*Stated task*:
Every entry needs to be reproduced exactly.

*Data rows*:
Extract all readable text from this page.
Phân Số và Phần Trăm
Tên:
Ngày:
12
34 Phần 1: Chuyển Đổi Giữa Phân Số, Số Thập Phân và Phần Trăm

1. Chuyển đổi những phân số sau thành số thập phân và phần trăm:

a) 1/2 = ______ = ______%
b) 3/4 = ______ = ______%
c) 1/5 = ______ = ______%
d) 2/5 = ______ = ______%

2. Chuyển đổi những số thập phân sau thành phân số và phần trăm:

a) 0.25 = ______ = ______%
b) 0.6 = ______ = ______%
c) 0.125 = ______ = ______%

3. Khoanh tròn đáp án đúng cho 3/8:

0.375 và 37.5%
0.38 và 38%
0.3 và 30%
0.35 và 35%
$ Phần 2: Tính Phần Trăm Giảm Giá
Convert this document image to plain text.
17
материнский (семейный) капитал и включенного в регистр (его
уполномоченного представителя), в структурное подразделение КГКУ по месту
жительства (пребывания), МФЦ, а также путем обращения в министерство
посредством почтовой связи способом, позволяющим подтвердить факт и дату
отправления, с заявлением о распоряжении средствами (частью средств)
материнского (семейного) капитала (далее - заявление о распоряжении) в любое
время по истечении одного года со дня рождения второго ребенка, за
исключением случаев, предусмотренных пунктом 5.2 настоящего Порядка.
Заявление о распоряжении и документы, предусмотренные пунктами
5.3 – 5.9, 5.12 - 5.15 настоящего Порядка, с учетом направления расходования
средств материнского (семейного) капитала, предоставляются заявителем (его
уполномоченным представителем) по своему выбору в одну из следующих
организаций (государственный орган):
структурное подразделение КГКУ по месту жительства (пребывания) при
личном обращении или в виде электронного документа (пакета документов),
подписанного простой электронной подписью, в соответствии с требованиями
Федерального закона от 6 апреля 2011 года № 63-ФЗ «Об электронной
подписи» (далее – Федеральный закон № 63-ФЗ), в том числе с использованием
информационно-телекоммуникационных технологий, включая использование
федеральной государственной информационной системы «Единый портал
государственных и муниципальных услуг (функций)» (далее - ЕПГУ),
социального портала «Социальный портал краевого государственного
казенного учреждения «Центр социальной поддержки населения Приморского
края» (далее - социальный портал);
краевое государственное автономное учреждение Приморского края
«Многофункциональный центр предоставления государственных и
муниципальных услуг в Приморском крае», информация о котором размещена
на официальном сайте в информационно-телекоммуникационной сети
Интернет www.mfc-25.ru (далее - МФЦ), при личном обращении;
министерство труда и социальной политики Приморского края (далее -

*Full answer*:
Extract all readable text from this page.
Phân Số và Phần Trăm
Tên:
Ngày:
12
34 Phần 1: Chuyển Đổi Giữa Phân Số, Số Thập Phân và Phần Trăm

1. Chuyển đổi những phân số sau thành số thập phân và phần trăm:

a) 1/2 = ______ = ______%
b) 3/4 = ______ = ______%
c) 1/5 = ______ = ______%
d) 2/5 = ______ = ______%

2. Chuyển đổi những số thập phân sau thành phân số và phần trăm:

a) 0.25 = ______ = ______%
b) 0.6 = ______ = ______%
c) 0.125 = ______ = ______%

3. Khoanh tròn đáp án đúng cho 3/8:

0.375 và 37.5%
0.38 và 38%
0.3 và 30%
0.35 và 35%
$ Phần 2: Tính Phần Trăm Giảm Giá
Convert this document image to plain text.
17
материнский (семейный) капитал и включенного в регистр (его
уполномоченного представителя), в структурное подразделение КГКУ по месту
жительства (пребывания), МФЦ, а также путем обращения в министерство
посредством почтовой связи способом, позволяющим подтвердить факт и дату
отправления, с заявлением о распоряжении средствами (частью средств)
материнского (семейного) капитала (далее - заявление о распоряжении) в любое
время по истечении одного года со дня рождения второго ребенка, за
исключением случаев, предусмотренных пунктом 5.2 настоящего Порядка.
Заявление о распоряжении и документы, предусмотренные пунктами
5.3 – 5.9, 5.12 - 5.15 настоящего Порядка, с учетом направления расходования
средств материнского (семейного) капитала, предоставляются заявителем (его
уполномоченным представителем) по своему выбору в одну из следующих
организаций (государственный орган):
структурное подразделение КГКУ по месту жительства (пребывания) при
личном обращении или в виде электронного документа (пакета документов),
подписанного простой электронной подписью, в соответствии с требованиями
Федерального закона от 6 апреля 2011 года № 63-ФЗ «Об электронной
подписи» (далее – Федеральный закон № 63-ФЗ), в том числе с использованием
информационно-телекоммуникационных технологий, включая использование
федеральной государственной информационной системы «Единый портал
государственных и муниципальных услуг (функций)» (далее - ЕПГУ),
социального портала «Социальный портал краевого государственного
казенного учреждения «Центр социальной поддержки населения Приморского
края» (далее - социальный портал);
краевое государственное автономное учреждение Приморского края
«Многофункциональный центр предоставления государственных и
муниципальных услуг в Приморском крае», информация о котором размещена
на официальном сайте в информационно-телекоммуникационной сети
Интернет www.mfc-25.ru (далее - МФЦ), при личном обращении;
министерство труда и социальной политики Приморского края (далее -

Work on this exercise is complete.